═══ DATA EXCERPTS ═══

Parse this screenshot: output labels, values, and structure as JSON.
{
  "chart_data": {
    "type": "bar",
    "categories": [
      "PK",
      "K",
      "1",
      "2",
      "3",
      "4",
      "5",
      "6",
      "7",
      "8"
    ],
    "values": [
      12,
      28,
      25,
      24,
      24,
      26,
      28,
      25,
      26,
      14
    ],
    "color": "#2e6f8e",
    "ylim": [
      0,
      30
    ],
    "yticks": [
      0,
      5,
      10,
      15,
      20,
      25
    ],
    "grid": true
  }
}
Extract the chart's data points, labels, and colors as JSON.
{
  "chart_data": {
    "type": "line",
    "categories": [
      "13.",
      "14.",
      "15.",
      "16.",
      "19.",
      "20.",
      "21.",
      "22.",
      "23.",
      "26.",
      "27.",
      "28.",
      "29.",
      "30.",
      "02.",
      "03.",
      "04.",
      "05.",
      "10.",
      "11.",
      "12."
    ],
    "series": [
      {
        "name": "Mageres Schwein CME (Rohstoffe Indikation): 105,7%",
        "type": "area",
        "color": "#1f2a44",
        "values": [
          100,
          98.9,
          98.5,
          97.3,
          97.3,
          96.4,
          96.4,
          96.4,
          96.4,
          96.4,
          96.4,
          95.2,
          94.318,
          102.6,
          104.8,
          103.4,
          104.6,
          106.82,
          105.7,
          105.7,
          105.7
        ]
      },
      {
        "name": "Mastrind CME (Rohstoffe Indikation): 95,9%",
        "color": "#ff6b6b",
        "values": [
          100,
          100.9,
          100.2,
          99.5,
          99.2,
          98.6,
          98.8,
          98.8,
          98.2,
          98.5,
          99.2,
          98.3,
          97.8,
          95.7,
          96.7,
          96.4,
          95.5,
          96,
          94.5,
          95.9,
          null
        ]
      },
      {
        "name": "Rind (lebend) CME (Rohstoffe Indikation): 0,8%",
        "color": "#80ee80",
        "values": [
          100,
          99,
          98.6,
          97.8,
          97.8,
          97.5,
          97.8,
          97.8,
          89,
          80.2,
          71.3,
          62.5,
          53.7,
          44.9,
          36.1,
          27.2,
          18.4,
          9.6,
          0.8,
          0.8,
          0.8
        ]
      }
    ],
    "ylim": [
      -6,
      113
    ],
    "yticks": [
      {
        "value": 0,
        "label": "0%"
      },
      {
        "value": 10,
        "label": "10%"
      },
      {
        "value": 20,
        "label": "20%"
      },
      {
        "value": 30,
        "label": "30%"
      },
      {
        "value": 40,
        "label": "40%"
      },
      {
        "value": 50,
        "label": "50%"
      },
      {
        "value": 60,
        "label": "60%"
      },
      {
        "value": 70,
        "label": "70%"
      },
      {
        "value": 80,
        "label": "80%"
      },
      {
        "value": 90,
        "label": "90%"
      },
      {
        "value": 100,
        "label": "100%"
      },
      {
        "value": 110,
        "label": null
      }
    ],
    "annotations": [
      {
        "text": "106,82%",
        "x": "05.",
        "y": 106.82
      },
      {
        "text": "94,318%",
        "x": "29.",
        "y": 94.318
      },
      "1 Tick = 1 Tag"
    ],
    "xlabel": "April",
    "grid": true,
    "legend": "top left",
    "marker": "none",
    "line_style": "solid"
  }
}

═══

» PROMPT:
Report each line of the material above where the word "Rohstoffe" appears.

» RESULT OF THIS EXERCISE:
        "name": "Mageres Schwein CME (Rohstoffe Indikation): 105,7%",
        "name": "Mastrind CME (Rohstoffe Indikation): 95,9%",
        "name": "Rind (lebend) CME (Rohstoffe Indikation): 0,8%",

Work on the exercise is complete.